## Given request
Gather every line from the entries below that includes "page".

— START OF Data provided —

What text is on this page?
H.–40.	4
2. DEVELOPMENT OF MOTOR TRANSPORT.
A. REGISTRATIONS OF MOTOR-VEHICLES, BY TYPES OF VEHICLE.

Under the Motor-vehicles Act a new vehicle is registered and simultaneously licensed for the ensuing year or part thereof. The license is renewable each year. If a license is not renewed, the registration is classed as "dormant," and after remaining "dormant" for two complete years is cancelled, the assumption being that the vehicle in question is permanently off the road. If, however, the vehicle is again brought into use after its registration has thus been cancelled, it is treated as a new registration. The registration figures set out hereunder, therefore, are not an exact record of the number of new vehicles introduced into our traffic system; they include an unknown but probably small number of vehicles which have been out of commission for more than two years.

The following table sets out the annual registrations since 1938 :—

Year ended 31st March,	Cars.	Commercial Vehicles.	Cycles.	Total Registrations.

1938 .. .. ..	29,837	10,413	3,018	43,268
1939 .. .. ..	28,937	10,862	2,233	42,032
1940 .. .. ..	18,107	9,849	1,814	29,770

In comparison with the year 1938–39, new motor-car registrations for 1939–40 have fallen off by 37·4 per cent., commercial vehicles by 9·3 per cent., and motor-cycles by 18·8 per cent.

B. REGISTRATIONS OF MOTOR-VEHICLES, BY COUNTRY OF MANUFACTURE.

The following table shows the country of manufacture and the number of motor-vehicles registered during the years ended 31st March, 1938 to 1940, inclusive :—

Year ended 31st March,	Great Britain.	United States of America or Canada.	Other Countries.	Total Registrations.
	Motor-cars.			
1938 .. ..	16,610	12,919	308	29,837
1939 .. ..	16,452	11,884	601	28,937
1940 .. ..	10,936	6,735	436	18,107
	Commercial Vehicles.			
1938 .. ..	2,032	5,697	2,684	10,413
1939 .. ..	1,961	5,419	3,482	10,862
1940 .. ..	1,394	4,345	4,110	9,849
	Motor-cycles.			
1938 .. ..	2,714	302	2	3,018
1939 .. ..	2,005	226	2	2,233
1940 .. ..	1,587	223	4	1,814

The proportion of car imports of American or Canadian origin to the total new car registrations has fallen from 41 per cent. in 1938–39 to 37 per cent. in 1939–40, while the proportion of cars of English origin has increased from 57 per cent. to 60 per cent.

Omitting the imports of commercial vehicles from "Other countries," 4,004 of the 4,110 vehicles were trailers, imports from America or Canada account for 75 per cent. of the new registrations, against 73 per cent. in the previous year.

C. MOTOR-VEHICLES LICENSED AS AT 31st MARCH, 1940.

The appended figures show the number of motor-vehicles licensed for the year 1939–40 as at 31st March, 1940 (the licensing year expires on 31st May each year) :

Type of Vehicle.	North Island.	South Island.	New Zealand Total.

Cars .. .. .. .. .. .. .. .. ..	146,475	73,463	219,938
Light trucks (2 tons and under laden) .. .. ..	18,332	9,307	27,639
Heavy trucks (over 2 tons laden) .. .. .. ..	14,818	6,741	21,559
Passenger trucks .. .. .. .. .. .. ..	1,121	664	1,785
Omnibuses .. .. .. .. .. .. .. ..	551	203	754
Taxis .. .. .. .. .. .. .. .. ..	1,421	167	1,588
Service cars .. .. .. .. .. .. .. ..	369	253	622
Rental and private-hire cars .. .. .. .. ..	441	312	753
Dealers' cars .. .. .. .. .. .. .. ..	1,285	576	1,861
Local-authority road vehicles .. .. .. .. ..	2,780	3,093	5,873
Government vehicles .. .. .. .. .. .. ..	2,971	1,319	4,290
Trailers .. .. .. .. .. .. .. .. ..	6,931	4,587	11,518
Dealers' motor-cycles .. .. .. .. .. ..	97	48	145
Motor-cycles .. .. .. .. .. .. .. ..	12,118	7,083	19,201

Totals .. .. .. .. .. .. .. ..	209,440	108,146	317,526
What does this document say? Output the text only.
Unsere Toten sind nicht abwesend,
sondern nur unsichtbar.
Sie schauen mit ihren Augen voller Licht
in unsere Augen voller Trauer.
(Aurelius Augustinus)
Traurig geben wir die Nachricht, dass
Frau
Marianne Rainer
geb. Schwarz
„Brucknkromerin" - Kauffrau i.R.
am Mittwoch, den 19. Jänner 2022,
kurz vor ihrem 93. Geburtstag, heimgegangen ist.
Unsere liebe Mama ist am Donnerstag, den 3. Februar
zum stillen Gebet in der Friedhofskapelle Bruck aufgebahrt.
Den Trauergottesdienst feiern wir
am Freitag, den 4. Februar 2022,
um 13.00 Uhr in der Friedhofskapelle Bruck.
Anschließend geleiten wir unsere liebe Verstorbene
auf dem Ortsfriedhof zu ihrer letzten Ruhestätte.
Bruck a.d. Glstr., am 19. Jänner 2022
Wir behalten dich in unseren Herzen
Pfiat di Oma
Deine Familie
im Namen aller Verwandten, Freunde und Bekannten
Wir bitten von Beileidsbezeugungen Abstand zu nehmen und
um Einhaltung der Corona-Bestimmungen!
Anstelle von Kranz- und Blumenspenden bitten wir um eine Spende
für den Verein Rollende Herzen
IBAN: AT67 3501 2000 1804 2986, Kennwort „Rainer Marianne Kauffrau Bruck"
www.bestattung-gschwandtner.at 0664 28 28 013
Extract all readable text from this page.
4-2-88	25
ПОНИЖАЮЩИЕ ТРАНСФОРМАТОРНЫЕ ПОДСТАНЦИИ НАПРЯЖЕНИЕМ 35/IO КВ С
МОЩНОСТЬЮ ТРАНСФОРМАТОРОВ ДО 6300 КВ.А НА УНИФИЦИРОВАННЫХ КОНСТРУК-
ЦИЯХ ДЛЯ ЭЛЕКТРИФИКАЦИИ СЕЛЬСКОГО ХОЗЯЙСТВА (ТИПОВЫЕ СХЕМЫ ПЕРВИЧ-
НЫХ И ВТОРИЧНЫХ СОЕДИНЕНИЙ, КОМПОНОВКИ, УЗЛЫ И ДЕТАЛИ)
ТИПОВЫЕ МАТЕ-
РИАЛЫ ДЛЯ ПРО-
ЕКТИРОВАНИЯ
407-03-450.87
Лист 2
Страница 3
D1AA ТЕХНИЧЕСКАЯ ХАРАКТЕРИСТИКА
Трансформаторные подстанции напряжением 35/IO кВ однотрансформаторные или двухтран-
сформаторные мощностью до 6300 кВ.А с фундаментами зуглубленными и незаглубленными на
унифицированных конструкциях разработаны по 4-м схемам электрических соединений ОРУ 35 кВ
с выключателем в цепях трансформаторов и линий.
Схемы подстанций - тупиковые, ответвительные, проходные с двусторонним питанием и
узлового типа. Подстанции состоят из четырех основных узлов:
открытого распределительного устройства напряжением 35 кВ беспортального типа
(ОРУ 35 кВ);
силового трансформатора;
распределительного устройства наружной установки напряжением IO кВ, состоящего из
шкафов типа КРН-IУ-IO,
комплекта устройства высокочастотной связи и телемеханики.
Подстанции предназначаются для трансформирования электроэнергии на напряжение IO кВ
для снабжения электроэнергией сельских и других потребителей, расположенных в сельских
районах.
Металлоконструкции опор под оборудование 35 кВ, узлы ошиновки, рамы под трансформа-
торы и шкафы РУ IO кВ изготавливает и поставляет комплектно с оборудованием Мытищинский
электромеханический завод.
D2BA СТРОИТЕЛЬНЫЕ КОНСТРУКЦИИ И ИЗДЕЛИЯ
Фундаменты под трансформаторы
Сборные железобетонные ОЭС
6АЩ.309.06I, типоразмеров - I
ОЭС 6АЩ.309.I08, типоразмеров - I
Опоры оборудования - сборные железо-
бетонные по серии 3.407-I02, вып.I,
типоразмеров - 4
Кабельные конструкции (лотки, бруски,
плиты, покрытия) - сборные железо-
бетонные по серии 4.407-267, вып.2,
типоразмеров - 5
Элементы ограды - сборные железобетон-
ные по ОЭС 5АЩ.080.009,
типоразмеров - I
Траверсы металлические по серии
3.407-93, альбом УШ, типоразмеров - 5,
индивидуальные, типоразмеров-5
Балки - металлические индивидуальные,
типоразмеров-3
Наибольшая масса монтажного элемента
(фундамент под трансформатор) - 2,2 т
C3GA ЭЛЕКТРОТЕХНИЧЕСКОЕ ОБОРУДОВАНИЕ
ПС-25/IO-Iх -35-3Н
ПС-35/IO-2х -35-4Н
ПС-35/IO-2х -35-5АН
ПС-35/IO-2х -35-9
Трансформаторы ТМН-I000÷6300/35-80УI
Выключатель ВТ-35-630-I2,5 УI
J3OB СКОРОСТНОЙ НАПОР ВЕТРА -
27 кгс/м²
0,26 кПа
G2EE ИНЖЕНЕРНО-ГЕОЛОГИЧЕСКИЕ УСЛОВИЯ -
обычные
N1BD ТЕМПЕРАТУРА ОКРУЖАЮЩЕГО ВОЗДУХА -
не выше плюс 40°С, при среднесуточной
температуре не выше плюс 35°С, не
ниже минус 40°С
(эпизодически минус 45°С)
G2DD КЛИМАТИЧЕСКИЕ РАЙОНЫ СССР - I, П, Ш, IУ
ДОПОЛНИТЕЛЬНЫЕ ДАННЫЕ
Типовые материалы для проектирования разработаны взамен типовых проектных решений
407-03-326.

— END OF Data provided —

## Output
What text is on this page?
Extract all readable text from this page.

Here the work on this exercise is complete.